[AIM]
Each entry below is to be written out exactly, and the pictures are to be left out.

[Source data]
*-*-*

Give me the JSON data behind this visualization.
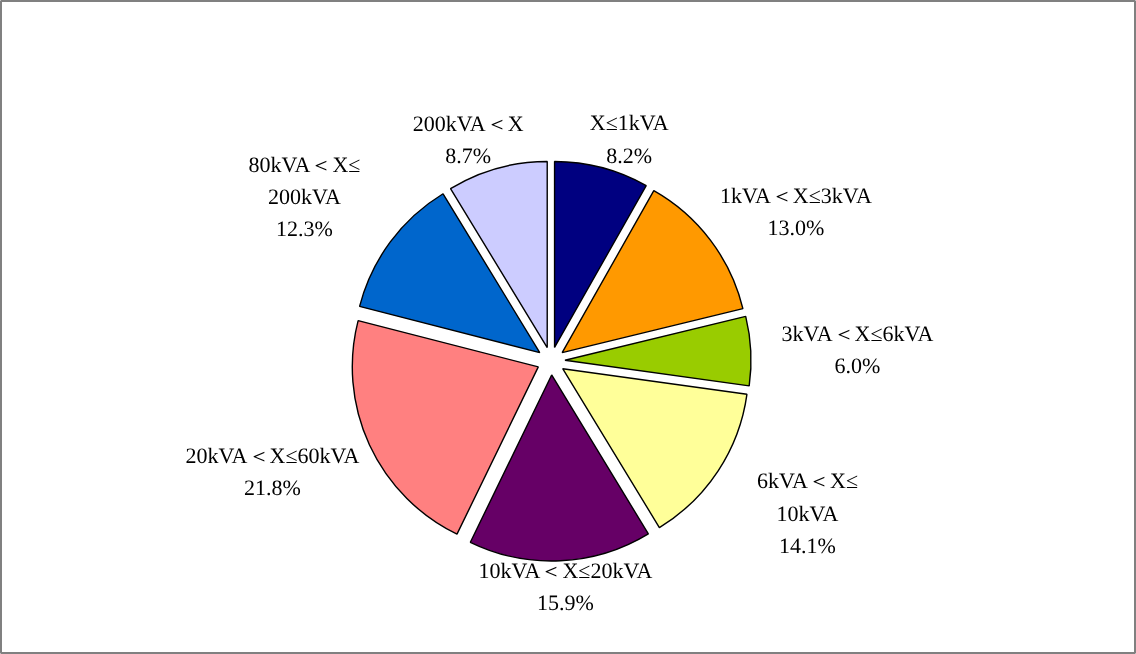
{
  "chart_data": {
    "type": "pie",
    "categories": [
      "X≤1kVA",
      "1kVA＜X≤3kVA",
      "3kVA＜X≤6kVA",
      "6kVA＜X≤\n10kVA",
      "10kVA＜X≤20kVA",
      "20kVA＜X≤60kVA",
      "80kVA＜X≤\n200kVA",
      "200kVA＜X"
    ],
    "values": [
      8.2,
      13.0,
      6.0,
      14.1,
      15.9,
      21.8,
      12.3,
      8.7
    ],
    "value_labels": [
      "8.2%",
      "13.0%",
      "6.0%",
      "14.1%",
      "15.9%",
      "21.8%",
      "12.3%",
      "8.7%"
    ],
    "colors": [
      "#000080",
      "#ff9900",
      "#99cc00",
      "#ffff99",
      "#660066",
      "#ff8080",
      "#0066cc",
      "#ccccff"
    ]
  }
}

*-*-*

[RESULT OF THE TASK]
Give me the JSON data behind this visualization.
{
  "chart_data": {
    "type": "pie",
    "categories": [
      "X≤1kVA",
      "1kVA＜X≤3kVA",
      "3kVA＜X≤6kVA",
      "6kVA＜X≤\n10kVA",
      "10kVA＜X≤20kVA",
      "20kVA＜X≤60kVA",
      "80kVA＜X≤\n200kVA",
      "200kVA＜X"
    ],
    "values": [
      8.2,
      13.0,
      6.0,
      14.1,
      15.9,
      21.8,
      12.3,
      8.7
    ],
    "value_labels": [
      "8.2%",
      "13.0%",
      "6.0%",
      "14.1%",
      "15.9%",
      "21.8%",
      "12.3%",
      "8.7%"
    ],
    "colors": [
      "#000080",
      "#ff9900",
      "#99cc00",
      "#ffff99",
      "#660066",
      "#ff8080",
      "#0066cc",
      "#ccccff"
    ]
  }
}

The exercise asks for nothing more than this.